What is being asked >> All of the records below must be output exactly, with no pictures carried over.

[Saved entries]
↓
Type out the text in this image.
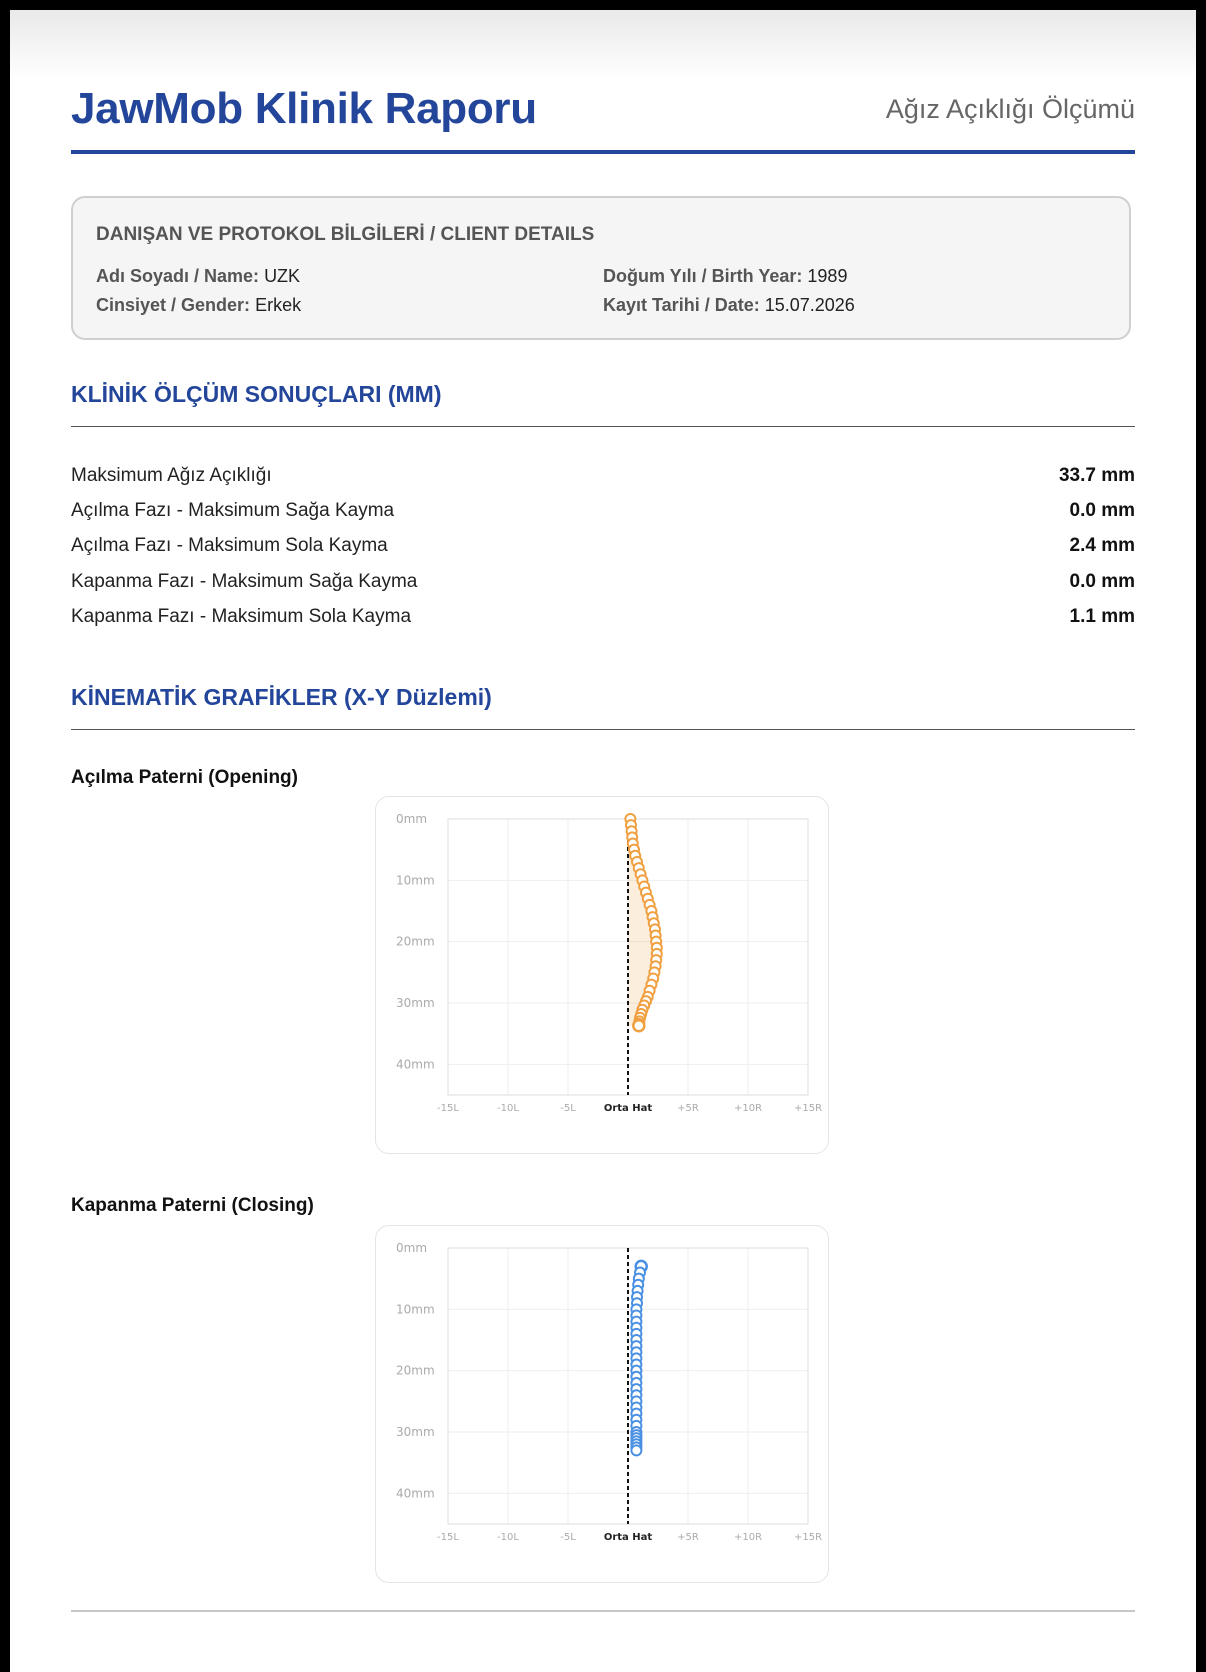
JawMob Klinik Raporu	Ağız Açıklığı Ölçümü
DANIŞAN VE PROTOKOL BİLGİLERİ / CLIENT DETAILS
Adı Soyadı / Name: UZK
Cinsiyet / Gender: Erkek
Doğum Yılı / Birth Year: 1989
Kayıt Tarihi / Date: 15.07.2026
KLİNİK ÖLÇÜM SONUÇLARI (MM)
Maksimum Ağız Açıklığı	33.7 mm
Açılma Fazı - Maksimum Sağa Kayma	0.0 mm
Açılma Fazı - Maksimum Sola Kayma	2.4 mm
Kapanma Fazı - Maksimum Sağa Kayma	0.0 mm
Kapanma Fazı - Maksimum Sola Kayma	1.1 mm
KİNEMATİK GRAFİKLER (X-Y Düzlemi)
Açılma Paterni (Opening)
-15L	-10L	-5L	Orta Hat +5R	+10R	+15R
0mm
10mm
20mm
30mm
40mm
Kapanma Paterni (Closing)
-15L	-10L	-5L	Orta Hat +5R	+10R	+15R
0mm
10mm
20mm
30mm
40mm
↑
Exercise result >>
Type out the text in this image.
JawMob Klinik Raporu	Ağız Açıklığı Ölçümü
DANIŞAN VE PROTOKOL BİLGİLERİ / CLIENT DETAILS
Adı Soyadı / Name: UZK
Cinsiyet / Gender: Erkek
Doğum Yılı / Birth Year: 1989
Kayıt Tarihi / Date: 15.07.2026
KLİNİK ÖLÇÜM SONUÇLARI (MM)
Maksimum Ağız Açıklığı	33.7 mm
Açılma Fazı - Maksimum Sağa Kayma	0.0 mm
Açılma Fazı - Maksimum Sola Kayma	2.4 mm
Kapanma Fazı - Maksimum Sağa Kayma	0.0 mm
Kapanma Fazı - Maksimum Sola Kayma	1.1 mm
KİNEMATİK GRAFİKLER (X-Y Düzlemi)
Açılma Paterni (Opening)
-15L	-10L	-5L	Orta Hat +5R	+10R	+15R
0mm
10mm
20mm
30mm
40mm
Kapanma Paterni (Closing)
-15L	-10L	-5L	Orta Hat +5R	+10R	+15R
0mm
10mm
20mm
30mm
40mm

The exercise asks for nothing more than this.